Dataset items

┄┄┄┄┄┄┄┄┄┄

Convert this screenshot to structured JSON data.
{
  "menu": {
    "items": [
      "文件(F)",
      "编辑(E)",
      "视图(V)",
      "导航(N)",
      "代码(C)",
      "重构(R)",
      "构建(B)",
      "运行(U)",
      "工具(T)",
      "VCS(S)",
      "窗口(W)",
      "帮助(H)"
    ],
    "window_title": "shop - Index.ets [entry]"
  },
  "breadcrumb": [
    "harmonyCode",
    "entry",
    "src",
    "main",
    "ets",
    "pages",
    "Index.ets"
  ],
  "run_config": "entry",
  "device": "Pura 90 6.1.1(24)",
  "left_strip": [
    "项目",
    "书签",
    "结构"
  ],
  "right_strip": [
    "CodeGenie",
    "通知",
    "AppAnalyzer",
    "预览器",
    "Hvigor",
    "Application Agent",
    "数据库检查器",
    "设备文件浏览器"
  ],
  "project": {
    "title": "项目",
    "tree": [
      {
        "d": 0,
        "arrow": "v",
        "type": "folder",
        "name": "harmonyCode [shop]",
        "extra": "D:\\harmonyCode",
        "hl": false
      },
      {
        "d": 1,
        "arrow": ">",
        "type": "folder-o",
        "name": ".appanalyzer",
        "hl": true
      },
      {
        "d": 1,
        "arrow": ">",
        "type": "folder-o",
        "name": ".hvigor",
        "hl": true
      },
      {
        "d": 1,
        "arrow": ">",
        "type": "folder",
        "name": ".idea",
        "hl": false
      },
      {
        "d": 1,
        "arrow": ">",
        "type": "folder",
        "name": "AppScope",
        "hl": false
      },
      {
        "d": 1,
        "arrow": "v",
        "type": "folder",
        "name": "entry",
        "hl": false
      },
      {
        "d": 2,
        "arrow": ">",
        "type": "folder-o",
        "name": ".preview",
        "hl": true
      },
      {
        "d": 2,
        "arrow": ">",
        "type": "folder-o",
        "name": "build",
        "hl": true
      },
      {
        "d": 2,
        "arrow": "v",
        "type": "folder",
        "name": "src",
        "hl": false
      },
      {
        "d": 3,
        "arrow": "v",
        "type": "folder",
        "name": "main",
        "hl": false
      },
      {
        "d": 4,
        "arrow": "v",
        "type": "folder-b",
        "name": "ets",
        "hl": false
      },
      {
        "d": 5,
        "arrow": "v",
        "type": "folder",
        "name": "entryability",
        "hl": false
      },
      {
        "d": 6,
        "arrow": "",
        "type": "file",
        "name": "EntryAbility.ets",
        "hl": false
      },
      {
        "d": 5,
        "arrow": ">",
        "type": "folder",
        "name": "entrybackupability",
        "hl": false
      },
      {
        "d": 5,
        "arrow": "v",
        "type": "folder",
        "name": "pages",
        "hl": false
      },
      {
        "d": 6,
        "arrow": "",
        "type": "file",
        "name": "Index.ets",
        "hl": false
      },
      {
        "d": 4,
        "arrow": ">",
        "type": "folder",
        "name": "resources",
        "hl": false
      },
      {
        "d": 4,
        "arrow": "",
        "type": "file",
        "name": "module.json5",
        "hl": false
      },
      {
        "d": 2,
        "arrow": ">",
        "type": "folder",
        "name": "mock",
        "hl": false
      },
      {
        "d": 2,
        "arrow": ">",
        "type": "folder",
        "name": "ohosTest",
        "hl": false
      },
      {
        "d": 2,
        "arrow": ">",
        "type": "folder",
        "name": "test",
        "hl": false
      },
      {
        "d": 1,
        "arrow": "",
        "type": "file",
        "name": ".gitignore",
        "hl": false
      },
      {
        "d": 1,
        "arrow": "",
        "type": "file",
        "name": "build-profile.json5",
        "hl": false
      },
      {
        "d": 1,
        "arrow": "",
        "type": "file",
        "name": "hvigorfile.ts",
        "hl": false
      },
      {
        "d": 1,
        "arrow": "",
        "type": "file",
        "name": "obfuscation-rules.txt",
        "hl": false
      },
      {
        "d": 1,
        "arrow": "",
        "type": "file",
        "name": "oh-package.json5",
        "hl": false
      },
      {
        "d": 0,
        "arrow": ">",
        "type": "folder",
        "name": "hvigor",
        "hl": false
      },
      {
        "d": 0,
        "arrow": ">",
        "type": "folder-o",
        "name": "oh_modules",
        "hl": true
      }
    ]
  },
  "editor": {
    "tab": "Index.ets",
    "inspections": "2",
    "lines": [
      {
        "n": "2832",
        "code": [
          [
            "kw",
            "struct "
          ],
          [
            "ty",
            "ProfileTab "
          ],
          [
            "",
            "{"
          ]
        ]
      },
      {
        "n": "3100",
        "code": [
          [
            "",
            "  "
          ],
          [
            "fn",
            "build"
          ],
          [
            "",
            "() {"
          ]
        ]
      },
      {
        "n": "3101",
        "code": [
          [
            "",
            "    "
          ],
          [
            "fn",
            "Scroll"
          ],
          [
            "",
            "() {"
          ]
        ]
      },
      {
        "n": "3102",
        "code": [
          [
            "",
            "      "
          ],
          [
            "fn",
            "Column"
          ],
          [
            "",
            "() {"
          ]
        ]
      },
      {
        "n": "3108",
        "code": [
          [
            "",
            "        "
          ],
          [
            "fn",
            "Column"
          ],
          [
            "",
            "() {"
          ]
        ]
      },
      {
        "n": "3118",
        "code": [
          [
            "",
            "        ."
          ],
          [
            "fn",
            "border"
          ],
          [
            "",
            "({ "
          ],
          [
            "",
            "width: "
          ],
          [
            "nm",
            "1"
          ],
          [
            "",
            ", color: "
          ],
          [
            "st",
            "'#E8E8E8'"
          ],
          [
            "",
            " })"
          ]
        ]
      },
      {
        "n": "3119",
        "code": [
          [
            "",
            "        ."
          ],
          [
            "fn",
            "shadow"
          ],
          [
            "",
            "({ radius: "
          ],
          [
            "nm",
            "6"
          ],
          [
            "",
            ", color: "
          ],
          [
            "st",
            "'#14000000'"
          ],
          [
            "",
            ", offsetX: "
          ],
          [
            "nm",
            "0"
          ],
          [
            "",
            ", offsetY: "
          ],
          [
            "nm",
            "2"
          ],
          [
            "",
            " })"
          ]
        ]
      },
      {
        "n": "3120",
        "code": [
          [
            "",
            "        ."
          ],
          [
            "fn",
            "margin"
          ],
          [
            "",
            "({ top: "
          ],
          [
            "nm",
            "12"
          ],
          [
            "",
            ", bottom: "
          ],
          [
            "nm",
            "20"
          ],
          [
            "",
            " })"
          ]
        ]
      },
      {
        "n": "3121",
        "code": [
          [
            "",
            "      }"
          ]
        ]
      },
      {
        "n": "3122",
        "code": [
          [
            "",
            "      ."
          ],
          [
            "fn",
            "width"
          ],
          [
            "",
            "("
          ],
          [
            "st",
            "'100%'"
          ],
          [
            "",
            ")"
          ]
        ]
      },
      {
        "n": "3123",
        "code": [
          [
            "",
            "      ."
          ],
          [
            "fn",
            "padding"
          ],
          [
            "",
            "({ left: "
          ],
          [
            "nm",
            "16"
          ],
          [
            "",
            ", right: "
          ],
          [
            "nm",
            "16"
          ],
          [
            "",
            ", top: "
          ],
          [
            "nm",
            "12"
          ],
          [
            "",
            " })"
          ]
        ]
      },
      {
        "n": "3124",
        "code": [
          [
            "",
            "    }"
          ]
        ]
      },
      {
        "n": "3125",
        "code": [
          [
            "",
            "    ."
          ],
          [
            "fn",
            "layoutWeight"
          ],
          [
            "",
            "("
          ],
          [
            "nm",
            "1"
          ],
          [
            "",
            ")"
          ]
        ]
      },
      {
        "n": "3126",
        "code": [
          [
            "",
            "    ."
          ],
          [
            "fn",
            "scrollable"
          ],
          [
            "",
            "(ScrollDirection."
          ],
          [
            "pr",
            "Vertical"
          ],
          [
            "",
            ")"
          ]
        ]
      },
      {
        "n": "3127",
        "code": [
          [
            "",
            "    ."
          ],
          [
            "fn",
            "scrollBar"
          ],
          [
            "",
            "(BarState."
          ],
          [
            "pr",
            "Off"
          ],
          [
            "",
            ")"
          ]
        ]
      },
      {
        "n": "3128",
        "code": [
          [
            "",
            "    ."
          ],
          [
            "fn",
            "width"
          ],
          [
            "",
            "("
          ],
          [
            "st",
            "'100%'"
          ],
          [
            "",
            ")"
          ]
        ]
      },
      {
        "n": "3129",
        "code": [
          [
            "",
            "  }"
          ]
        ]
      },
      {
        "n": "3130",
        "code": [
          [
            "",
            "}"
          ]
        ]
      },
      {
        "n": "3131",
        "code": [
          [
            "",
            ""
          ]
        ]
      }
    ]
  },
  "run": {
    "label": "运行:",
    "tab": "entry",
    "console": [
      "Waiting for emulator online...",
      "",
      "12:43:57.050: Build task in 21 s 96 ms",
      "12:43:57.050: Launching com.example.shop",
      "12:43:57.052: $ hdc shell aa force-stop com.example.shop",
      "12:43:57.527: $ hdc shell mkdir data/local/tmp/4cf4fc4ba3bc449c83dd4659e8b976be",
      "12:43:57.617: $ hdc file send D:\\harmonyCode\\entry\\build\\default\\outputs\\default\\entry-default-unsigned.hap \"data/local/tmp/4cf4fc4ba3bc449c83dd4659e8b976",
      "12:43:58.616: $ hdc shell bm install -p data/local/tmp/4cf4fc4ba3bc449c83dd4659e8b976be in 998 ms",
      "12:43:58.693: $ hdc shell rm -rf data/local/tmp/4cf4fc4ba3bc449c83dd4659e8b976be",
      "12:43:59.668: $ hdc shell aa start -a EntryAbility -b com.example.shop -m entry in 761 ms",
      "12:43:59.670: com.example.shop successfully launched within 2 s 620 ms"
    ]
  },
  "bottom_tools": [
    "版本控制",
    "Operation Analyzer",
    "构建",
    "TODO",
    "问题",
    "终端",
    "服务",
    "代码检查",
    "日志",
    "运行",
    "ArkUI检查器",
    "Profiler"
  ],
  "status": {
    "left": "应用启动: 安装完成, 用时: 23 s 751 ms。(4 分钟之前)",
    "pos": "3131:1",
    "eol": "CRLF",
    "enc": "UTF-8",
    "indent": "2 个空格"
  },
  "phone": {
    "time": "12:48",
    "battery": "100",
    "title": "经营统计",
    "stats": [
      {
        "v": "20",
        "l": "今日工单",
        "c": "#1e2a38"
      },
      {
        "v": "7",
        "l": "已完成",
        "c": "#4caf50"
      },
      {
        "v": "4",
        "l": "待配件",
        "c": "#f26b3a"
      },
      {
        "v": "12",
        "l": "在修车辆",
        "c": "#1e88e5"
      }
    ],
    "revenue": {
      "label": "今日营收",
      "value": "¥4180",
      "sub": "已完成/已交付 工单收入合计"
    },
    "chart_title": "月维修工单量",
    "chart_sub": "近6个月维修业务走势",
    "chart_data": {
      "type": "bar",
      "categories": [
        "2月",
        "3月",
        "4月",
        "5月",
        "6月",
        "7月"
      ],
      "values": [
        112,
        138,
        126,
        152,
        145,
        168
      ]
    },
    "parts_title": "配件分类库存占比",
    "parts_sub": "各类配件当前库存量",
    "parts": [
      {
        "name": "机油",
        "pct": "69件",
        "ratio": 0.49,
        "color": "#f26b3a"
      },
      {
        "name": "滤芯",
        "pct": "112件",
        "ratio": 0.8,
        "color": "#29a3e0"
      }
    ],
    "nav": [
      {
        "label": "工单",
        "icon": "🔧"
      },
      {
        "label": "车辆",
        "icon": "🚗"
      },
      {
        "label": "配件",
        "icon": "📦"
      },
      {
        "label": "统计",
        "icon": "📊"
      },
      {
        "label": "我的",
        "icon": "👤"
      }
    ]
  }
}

┄┄┄┄┄┄┄┄┄┄

**Exercise aim:**
In the material above, show every line where the word "Index" turns up.

**Solution to this problem:**
    "window_title": "shop - Index.ets [entry]"
    "Index.ets"
        "name": "Index.ets",
    "tab": "Index.ets",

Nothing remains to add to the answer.